[Extracted records]
•••
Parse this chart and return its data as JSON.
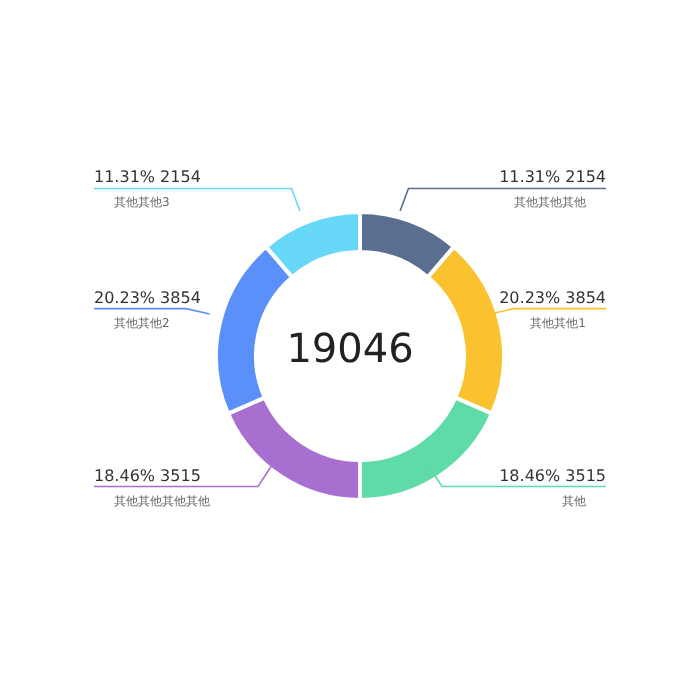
{
  "chart_data": {
    "type": "donut",
    "annotations": [
      "19046"
    ],
    "categories": [
      "其他其他其他",
      "其他其他1",
      "其他",
      "其他其他其他其他",
      "其他其他2",
      "其他其他3"
    ],
    "values": [
      2154,
      3854,
      3515,
      3515,
      3854,
      2154
    ],
    "colors": [
      "#5a6e92",
      "#f9c22e",
      "#5edba7",
      "#a86fd0",
      "#5b8ff9",
      "#68d8f8"
    ],
    "value_labels": [
      "11.31% 2154",
      "20.23% 3854",
      "18.46% 3515",
      "18.46% 3515",
      "20.23% 3854",
      "11.31% 2154"
    ],
    "legend": false
  }
}
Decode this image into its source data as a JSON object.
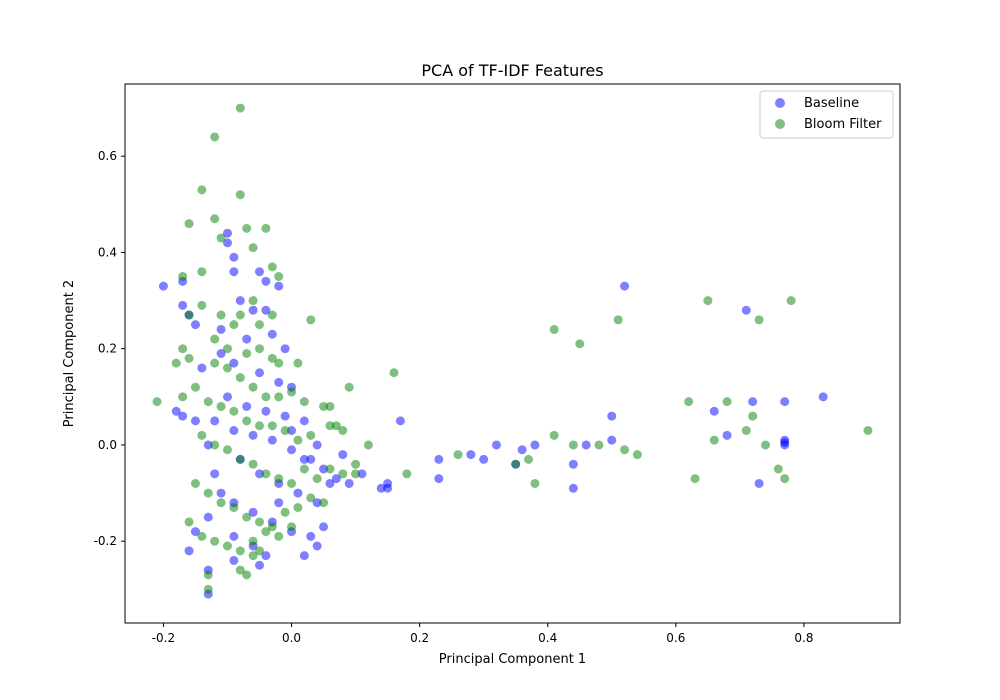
•••
— What is expected —
Quote the material in full and exactly; do not carry over its pictures.

— Result for this task —
Parse this chart and return its data as JSON.
{
  "chart_data": {
    "type": "donut",
    "annotations": [
      "19046"
    ],
    "categories": [
      "其他其他其他",
      "其他其他1",
      "其他",
      "其他其他其他其他",
      "其他其他2",
      "其他其他3"
    ],
    "values": [
      2154,
      3854,
      3515,
      3515,
      3854,
      2154
    ],
    "colors": [
      "#5a6e92",
      "#f9c22e",
      "#5edba7",
      "#a86fd0",
      "#5b8ff9",
      "#68d8f8"
    ],
    "value_labels": [
      "11.31% 2154",
      "20.23% 3854",
      "18.46% 3515",
      "18.46% 3515",
      "20.23% 3854",
      "11.31% 2154"
    ],
    "legend": false
  }
}
Decode this image into its source data as a JSON object.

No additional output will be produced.